### REQUIREMENT
From the listing below, pull each line that includes "hint".
^^^^
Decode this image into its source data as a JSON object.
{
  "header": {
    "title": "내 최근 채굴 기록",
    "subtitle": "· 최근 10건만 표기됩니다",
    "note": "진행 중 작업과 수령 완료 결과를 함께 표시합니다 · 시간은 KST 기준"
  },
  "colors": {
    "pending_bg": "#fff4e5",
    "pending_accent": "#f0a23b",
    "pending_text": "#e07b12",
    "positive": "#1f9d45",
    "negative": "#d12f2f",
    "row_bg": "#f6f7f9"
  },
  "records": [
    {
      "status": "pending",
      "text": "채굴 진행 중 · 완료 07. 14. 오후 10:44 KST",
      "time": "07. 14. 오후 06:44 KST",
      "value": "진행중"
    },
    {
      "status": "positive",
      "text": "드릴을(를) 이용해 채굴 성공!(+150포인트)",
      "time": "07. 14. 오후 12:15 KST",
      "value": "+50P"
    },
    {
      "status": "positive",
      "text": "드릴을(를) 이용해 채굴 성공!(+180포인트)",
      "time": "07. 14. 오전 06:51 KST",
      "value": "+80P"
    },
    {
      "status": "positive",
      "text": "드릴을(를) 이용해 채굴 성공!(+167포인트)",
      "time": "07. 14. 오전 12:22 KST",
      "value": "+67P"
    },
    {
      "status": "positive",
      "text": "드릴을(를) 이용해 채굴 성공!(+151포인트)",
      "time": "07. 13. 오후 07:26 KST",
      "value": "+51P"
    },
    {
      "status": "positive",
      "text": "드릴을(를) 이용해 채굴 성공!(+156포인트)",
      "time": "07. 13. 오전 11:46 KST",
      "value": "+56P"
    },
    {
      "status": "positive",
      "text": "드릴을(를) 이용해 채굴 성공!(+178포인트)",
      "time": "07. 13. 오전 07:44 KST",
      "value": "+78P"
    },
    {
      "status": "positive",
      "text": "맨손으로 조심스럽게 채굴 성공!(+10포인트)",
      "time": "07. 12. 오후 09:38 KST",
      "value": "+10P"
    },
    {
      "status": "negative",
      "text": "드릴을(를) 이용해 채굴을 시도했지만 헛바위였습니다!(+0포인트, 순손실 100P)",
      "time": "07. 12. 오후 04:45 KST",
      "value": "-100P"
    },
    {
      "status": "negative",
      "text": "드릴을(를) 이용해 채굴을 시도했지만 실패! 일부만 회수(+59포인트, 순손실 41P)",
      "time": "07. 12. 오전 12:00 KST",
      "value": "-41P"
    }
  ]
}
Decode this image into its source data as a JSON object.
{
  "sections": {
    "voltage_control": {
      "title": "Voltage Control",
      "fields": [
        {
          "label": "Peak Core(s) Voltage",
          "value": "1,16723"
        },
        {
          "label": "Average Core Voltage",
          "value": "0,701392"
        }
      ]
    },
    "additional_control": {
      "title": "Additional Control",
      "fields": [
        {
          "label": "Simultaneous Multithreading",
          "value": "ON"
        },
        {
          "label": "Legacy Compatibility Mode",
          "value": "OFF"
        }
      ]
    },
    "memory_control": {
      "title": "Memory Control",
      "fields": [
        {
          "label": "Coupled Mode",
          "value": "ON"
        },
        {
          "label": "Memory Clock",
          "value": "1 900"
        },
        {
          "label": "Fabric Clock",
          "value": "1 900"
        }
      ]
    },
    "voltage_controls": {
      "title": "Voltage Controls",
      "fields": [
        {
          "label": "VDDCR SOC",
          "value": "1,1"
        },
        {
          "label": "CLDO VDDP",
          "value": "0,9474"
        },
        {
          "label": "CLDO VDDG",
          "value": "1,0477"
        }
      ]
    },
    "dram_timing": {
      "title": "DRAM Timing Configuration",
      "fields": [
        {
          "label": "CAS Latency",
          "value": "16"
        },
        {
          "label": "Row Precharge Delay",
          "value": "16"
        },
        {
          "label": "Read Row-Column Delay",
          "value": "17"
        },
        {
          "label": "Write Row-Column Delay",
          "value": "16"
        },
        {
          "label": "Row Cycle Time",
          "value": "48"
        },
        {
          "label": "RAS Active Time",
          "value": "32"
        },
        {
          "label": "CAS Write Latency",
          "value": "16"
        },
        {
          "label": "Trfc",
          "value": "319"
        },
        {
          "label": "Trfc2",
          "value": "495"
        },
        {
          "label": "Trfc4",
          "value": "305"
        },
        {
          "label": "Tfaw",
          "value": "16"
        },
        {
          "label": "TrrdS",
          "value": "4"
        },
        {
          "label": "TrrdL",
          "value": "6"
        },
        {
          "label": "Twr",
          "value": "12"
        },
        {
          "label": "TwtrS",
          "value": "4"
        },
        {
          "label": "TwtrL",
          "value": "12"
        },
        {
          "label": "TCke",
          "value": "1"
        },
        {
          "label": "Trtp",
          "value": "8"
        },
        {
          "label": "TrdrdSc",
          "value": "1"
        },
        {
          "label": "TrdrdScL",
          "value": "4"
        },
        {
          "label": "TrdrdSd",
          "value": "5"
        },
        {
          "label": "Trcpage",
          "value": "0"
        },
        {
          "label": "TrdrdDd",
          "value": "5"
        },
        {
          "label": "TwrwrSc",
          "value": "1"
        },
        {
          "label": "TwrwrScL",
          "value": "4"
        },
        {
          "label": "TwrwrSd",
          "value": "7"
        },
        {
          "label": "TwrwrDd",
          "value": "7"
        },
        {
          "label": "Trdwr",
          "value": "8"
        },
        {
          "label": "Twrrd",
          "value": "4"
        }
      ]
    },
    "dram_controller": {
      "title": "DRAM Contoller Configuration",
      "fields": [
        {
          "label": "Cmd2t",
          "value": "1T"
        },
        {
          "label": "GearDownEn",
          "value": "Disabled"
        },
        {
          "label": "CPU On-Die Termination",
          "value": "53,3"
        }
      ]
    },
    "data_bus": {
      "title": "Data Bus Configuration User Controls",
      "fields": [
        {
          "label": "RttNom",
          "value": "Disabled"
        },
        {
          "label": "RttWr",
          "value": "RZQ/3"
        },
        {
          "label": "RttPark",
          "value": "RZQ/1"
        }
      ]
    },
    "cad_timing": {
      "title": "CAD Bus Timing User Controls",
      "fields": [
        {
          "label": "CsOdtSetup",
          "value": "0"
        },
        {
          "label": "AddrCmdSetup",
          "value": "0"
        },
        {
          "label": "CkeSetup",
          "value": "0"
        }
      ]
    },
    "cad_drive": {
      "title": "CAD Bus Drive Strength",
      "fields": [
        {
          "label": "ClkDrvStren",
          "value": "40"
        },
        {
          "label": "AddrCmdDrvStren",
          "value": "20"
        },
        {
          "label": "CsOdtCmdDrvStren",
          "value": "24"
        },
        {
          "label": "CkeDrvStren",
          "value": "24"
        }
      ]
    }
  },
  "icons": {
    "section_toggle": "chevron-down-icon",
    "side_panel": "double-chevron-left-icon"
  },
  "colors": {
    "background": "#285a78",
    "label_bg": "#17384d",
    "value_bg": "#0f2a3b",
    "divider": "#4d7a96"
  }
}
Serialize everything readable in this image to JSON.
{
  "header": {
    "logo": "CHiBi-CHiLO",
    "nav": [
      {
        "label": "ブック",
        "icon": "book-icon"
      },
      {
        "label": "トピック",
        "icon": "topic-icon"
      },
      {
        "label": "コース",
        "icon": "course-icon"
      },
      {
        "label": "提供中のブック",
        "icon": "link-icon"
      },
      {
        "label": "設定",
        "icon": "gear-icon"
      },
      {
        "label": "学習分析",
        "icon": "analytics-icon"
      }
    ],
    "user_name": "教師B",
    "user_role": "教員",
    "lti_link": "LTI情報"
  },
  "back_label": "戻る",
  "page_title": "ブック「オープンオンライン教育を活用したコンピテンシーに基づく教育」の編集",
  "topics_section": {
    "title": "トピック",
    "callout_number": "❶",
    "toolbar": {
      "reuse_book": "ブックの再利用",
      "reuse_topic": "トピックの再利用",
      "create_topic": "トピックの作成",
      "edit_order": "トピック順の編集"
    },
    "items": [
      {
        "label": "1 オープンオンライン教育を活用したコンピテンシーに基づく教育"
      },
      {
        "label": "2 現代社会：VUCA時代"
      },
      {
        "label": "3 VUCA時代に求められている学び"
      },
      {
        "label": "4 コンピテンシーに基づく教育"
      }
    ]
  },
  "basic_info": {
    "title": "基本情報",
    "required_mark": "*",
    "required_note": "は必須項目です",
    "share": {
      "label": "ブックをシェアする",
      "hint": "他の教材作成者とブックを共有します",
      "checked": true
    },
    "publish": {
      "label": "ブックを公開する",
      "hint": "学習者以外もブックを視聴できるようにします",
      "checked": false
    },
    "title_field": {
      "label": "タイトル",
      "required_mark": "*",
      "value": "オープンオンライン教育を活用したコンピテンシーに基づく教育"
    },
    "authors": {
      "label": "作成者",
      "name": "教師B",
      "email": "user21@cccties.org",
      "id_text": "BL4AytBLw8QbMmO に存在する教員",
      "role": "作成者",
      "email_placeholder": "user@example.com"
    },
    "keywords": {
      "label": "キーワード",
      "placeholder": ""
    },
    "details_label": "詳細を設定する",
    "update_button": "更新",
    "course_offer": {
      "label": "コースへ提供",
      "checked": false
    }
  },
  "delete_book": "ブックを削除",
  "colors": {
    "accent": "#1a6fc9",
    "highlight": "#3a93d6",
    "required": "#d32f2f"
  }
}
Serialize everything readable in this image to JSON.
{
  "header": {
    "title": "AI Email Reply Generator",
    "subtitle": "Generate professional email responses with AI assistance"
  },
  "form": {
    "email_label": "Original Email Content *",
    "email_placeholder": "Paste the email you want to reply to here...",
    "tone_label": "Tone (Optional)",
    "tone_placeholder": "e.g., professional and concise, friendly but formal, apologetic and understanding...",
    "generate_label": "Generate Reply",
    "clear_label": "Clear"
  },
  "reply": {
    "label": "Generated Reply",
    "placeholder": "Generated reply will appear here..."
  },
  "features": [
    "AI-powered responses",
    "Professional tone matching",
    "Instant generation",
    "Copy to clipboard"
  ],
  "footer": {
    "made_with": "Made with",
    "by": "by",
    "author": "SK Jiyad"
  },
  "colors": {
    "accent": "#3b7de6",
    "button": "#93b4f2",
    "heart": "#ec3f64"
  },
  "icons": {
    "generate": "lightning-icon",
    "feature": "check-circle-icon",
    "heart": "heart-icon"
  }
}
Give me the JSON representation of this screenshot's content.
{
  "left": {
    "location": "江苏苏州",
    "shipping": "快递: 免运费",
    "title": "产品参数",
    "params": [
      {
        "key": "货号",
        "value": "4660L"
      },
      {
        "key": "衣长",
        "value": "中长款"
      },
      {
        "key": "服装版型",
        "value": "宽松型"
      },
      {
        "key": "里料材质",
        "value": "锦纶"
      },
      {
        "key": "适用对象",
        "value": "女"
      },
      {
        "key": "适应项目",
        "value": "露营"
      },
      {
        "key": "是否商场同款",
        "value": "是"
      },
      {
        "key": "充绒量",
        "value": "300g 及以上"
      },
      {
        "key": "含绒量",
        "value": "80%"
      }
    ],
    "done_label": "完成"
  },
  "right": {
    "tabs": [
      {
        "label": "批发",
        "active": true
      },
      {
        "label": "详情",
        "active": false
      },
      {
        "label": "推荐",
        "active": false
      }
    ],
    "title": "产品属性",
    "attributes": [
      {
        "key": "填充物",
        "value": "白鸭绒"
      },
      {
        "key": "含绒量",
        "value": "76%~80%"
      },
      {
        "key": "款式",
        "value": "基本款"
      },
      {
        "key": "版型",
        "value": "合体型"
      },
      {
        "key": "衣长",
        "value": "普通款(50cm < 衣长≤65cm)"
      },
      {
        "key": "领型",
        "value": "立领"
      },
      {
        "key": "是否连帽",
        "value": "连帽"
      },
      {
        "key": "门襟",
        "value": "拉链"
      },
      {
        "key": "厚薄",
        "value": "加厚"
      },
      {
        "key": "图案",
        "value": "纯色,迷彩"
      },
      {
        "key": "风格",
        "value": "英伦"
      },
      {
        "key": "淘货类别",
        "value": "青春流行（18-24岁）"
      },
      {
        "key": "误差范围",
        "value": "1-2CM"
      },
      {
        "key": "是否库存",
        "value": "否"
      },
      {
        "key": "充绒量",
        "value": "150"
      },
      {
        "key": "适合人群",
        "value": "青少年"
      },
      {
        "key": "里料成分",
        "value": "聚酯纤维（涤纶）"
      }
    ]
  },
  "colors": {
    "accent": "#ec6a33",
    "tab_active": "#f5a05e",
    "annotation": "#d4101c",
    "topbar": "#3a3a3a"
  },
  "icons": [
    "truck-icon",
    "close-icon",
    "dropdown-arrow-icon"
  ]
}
^^^^
### EXERCISE ANSWER
      "hint": "他の教材作成者とブックを共有します",
      "hint": "学習者以外もブックを視聴できるようにします",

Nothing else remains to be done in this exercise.